### Exercise brief
Copy every record below exactly as written, but leave out the pictures.

### Given entries
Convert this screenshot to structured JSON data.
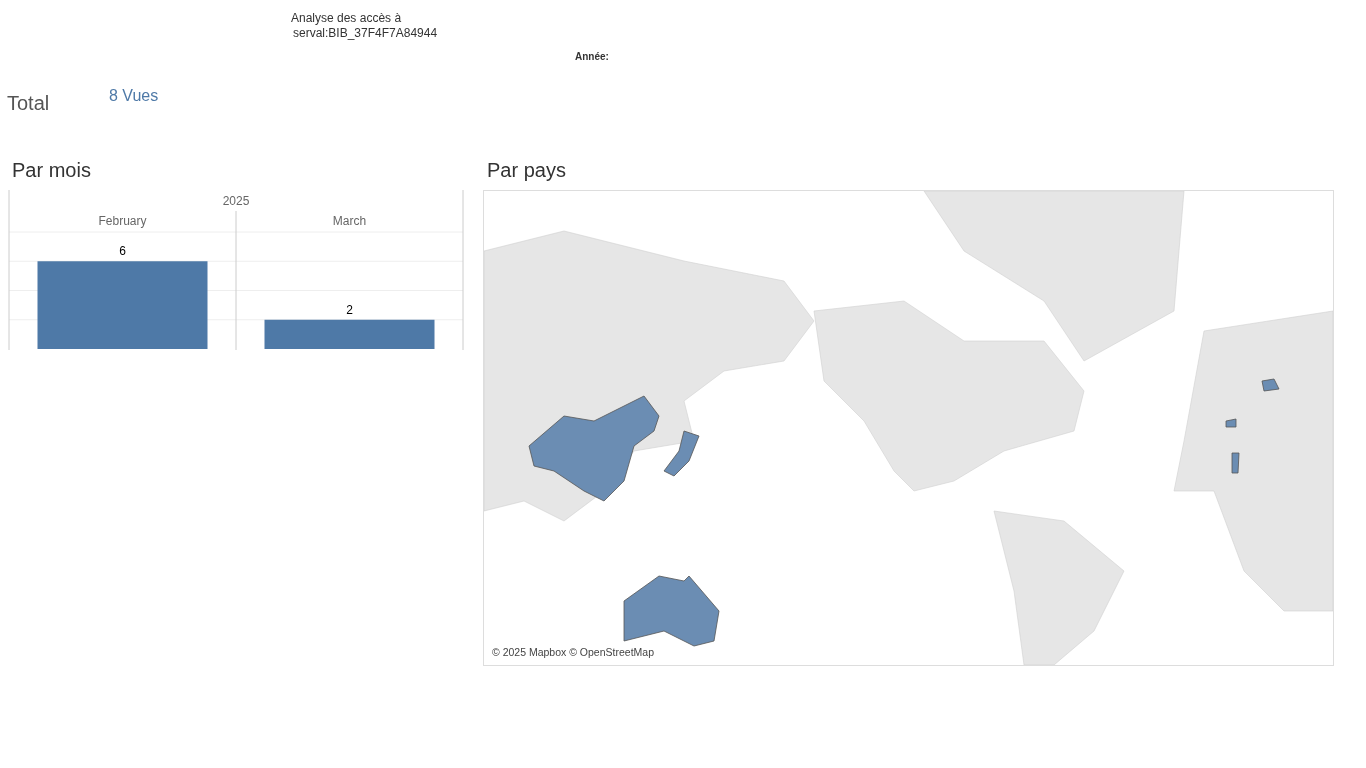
{
  "title": {
    "line_1": "Analyse des accès à",
    "line_2": "serval:BIB_37F4F7A84944"
  },
  "filter": {
    "label": "Année:"
  },
  "total": {
    "label": "Total",
    "value": "8 Vues"
  },
  "by_month": {
    "title": "Par mois",
    "header": "2025",
    "chart_data": {
      "type": "bar",
      "categories": [
        "February",
        "March"
      ],
      "ylim": [
        0,
        8
      ],
      "data_labels": true,
      "series": [
        {
          "color": "#4e79a7",
          "values": [
            6,
            2
          ]
        }
      ]
    }
  },
  "by_country": {
    "title": "Par pays",
    "attribution": "© 2025 Mapbox © OpenStreetMap"
  }
}
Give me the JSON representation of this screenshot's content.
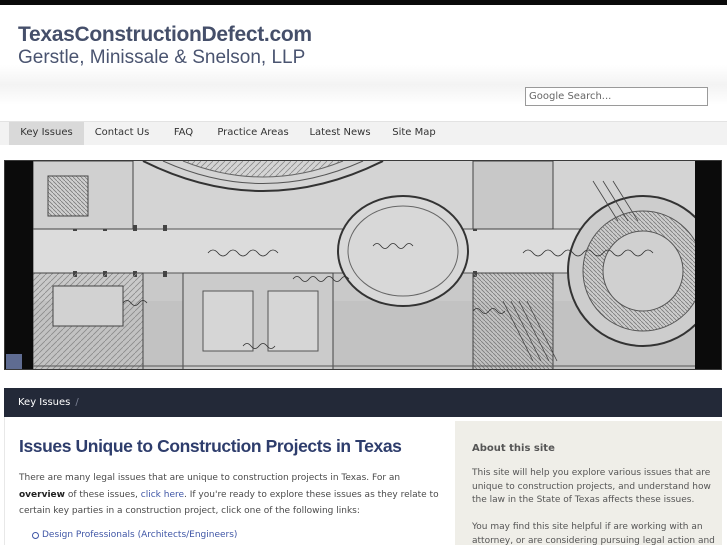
{
  "header": {
    "site_title": "TexasConstructionDefect.com",
    "site_subtitle": "Gerstle, Minissale & Snelson, LLP"
  },
  "search": {
    "placeholder": "Google Search..."
  },
  "nav": {
    "items": [
      {
        "label": "Key Issues",
        "active": true
      },
      {
        "label": "Contact Us"
      },
      {
        "label": "FAQ"
      },
      {
        "label": "Practice Areas"
      },
      {
        "label": "Latest News"
      },
      {
        "label": "Site Map"
      }
    ]
  },
  "hero": {
    "alt": "architectural floor plan drawing"
  },
  "breadcrumb": {
    "current": "Key Issues",
    "separator": "/"
  },
  "content": {
    "title": "Issues Unique to Construction Projects in Texas",
    "intro_part1": "There are many legal issues that are unique to construction projects in Texas. For an ",
    "intro_bold": "overview",
    "intro_part2": " of these issues, ",
    "intro_link": "click here",
    "intro_part3": ". If you're ready to explore these issues as they relate to certain key parties in a construction project, click one of the following links:",
    "links": [
      "Design Professionals (Architects/Engineers)"
    ]
  },
  "sidebar": {
    "title": "About this site",
    "p1": "This site will help you explore various issues that are unique to construction projects, and understand how the law in the State of Texas affects these issues.",
    "p2": "You may find this site helpful if are working with an attorney, or are considering pursuing legal action and"
  },
  "colors": {
    "title_color": "#454f6a",
    "nav_bg": "#f2f2f2",
    "breadbar_bg": "#232938",
    "heading_color": "#2e3d6c",
    "link_color": "#3f56a6",
    "sidebar_bg": "#efeee8"
  }
}
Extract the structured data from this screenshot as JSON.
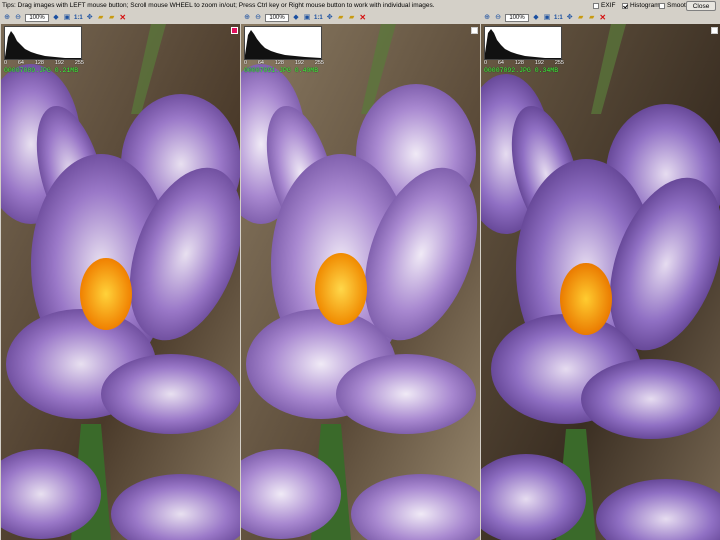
{
  "tips": "Tips: Drag images with LEFT mouse button; Scroll mouse WHEEL to zoom in/out; Press Ctrl key or Right mouse button to work with individual images.",
  "options": [
    {
      "label": "EXIF",
      "checked": false
    },
    {
      "label": "Histogram",
      "checked": true
    },
    {
      "label": "Smooth",
      "checked": false
    }
  ],
  "close_label": "Close",
  "colors": {
    "active_selector": "#e0125e",
    "file_info": "#3dff3d"
  },
  "panels": [
    {
      "zoom": "100%",
      "one_to_one": "1:1",
      "hist_ticks": [
        "0",
        "64",
        "128",
        "192",
        "255"
      ],
      "file_info": "00007089.JPG    0.21MB",
      "selected": true
    },
    {
      "zoom": "100%",
      "one_to_one": "1:1",
      "hist_ticks": [
        "0",
        "64",
        "128",
        "192",
        "255"
      ],
      "file_info": "00007091.JPG    0.40MB",
      "selected": false
    },
    {
      "zoom": "100%",
      "one_to_one": "1:1",
      "hist_ticks": [
        "0",
        "64",
        "128",
        "192",
        "255"
      ],
      "file_info": "00007092.JPG    0.34MB",
      "selected": false
    }
  ]
}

### Written solution
Convert this screenshot to structured JSON data.
{
  "title": {
    "line_1": "Analyse des accès à",
    "line_2": "serval:BIB_37F4F7A84944"
  },
  "filter": {
    "label": "Année:"
  },
  "total": {
    "label": "Total",
    "value": "8 Vues"
  },
  "by_month": {
    "title": "Par mois",
    "header": "2025",
    "chart_data": {
      "type": "bar",
      "categories": [
        "February",
        "March"
      ],
      "ylim": [
        0,
        8
      ],
      "data_labels": true,
      "series": [
        {
          "color": "#4e79a7",
          "values": [
            6,
            2
          ]
        }
      ]
    }
  },
  "by_country": {
    "title": "Par pays",
    "attribution": "© 2025 Mapbox © OpenStreetMap"
  }
}
Give me the JSON representation of this screenshot's content.
{
  "header": {
    "site_title": "TexasConstructionDefect.com",
    "site_subtitle": "Gerstle, Minissale & Snelson, LLP"
  },
  "search": {
    "placeholder": "Google Search..."
  },
  "nav": {
    "items": [
      {
        "label": "Key Issues",
        "active": true
      },
      {
        "label": "Contact Us"
      },
      {
        "label": "FAQ"
      },
      {
        "label": "Practice Areas"
      },
      {
        "label": "Latest News"
      },
      {
        "label": "Site Map"
      }
    ]
  },
  "hero": {
    "alt": "architectural floor plan drawing"
  },
  "breadcrumb": {
    "current": "Key Issues",
    "separator": "/"
  },
  "content": {
    "title": "Issues Unique to Construction Projects in Texas",
    "intro_part1": "There are many legal issues that are unique to construction projects in Texas. For an ",
    "intro_bold": "overview",
    "intro_part2": " of these issues, ",
    "intro_link": "click here",
    "intro_part3": ". If you're ready to explore these issues as they relate to certain key parties in a construction project, click one of the following links:",
    "links": [
      "Design Professionals (Architects/Engineers)"
    ]
  },
  "sidebar": {
    "title": "About this site",
    "p1": "This site will help you explore various issues that are unique to construction projects, and understand how the law in the State of Texas affects these issues.",
    "p2": "You may find this site helpful if are working with an attorney, or are considering pursuing legal action and"
  },
  "colors": {
    "title_color": "#454f6a",
    "nav_bg": "#f2f2f2",
    "breadbar_bg": "#232938",
    "heading_color": "#2e3d6c",
    "link_color": "#3f56a6",
    "sidebar_bg": "#efeee8"
  }
}
Extract the structured data from this screenshot as JSON.
{
  "tips": "Tips: Drag images with LEFT mouse button; Scroll mouse WHEEL to zoom in/out; Press Ctrl key or Right mouse button to work with individual images.",
  "options": [
    {
      "label": "EXIF",
      "checked": false
    },
    {
      "label": "Histogram",
      "checked": true
    },
    {
      "label": "Smooth",
      "checked": false
    }
  ],
  "close_label": "Close",
  "colors": {
    "active_selector": "#e0125e",
    "file_info": "#3dff3d"
  },
  "panels": [
    {
      "zoom": "100%",
      "one_to_one": "1:1",
      "hist_ticks": [
        "0",
        "64",
        "128",
        "192",
        "255"
      ],
      "file_info": "00007089.JPG    0.21MB",
      "selected": true
    },
    {
      "zoom": "100%",
      "one_to_one": "1:1",
      "hist_ticks": [
        "0",
        "64",
        "128",
        "192",
        "255"
      ],
      "file_info": "00007091.JPG    0.40MB",
      "selected": false
    },
    {
      "zoom": "100%",
      "one_to_one": "1:1",
      "hist_ticks": [
        "0",
        "64",
        "128",
        "192",
        "255"
      ],
      "file_info": "00007092.JPG    0.34MB",
      "selected": false
    }
  ]
}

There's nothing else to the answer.